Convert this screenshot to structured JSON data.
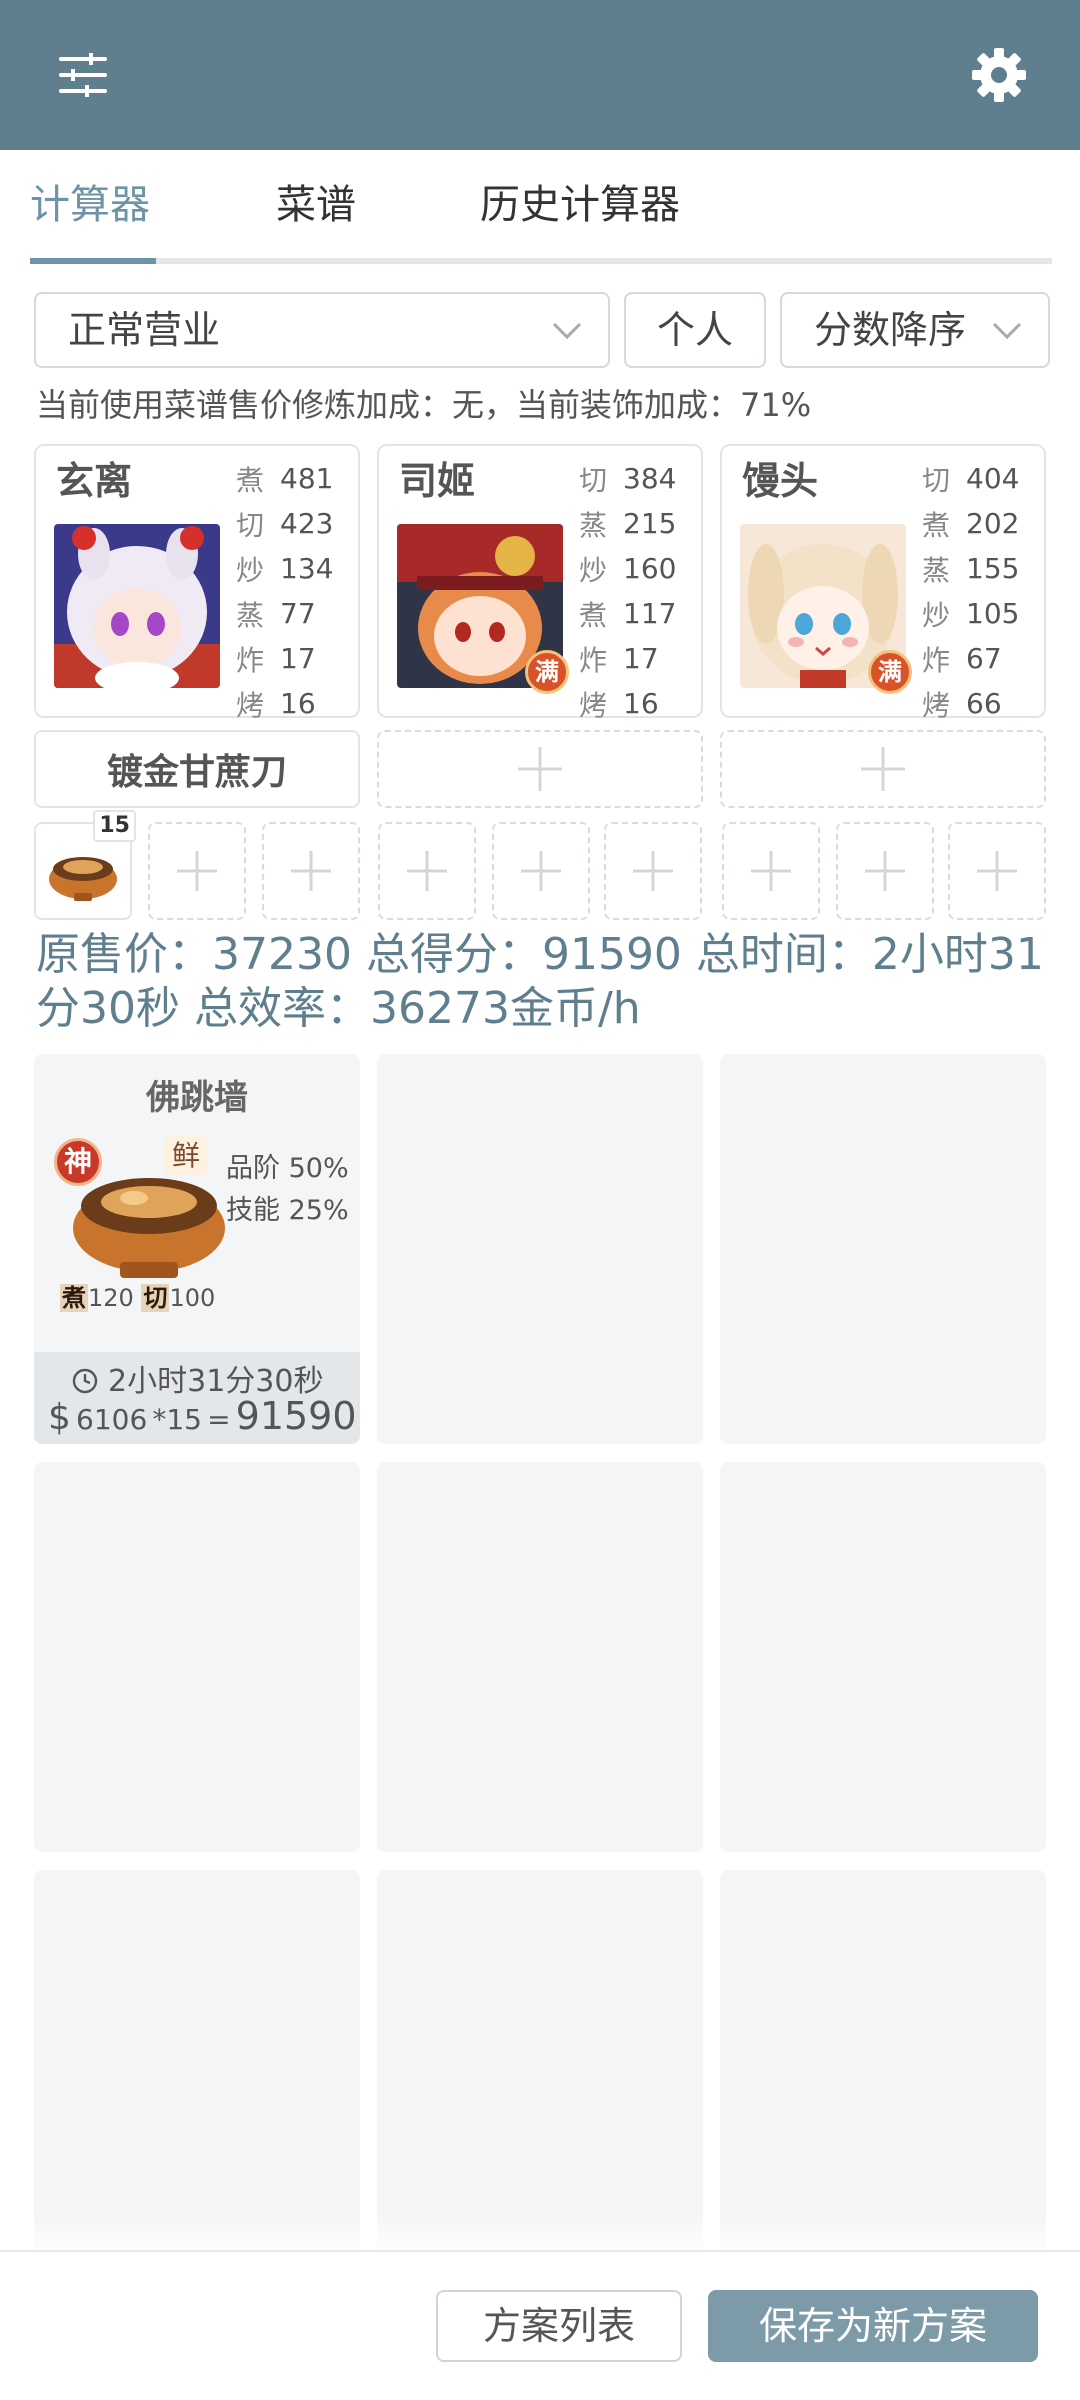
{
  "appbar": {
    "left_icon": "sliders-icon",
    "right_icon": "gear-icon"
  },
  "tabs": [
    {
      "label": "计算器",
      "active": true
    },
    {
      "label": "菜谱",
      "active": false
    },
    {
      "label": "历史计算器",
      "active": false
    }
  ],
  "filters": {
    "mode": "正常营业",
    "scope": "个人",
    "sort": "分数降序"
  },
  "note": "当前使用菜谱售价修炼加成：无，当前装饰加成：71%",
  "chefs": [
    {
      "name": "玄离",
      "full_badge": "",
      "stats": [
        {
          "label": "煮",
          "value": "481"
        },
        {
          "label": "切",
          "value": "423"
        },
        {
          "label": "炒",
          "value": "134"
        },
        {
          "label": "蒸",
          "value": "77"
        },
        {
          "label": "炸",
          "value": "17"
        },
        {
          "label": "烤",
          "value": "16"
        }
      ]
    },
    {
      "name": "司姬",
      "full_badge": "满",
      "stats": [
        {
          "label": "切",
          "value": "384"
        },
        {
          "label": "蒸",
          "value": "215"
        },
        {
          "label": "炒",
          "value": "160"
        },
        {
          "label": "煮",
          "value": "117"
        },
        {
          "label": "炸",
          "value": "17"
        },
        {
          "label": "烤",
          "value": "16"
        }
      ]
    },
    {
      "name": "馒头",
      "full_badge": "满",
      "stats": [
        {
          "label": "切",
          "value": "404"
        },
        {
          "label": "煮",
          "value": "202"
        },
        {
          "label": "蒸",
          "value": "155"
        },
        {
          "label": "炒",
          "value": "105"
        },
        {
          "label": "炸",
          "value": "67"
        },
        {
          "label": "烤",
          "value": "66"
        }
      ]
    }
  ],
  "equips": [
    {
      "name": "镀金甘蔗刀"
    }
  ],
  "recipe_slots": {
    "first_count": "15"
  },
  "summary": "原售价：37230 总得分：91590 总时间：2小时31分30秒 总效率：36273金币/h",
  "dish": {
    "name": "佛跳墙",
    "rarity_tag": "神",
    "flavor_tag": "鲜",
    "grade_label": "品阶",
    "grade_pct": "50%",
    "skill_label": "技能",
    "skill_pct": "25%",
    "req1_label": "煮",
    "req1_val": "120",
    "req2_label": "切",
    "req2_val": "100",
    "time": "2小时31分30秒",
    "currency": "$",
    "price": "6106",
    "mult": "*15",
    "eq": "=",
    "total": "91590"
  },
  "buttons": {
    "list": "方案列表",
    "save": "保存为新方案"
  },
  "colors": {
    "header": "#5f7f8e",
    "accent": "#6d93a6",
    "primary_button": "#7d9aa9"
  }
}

____

Select the lines that carry the string "name" and copy them.

      "name": "玄离",
      "name": "司姬",
      "name": "馒头",
      "name": "镀金甘蔗刀"
    "name": "佛跳墙",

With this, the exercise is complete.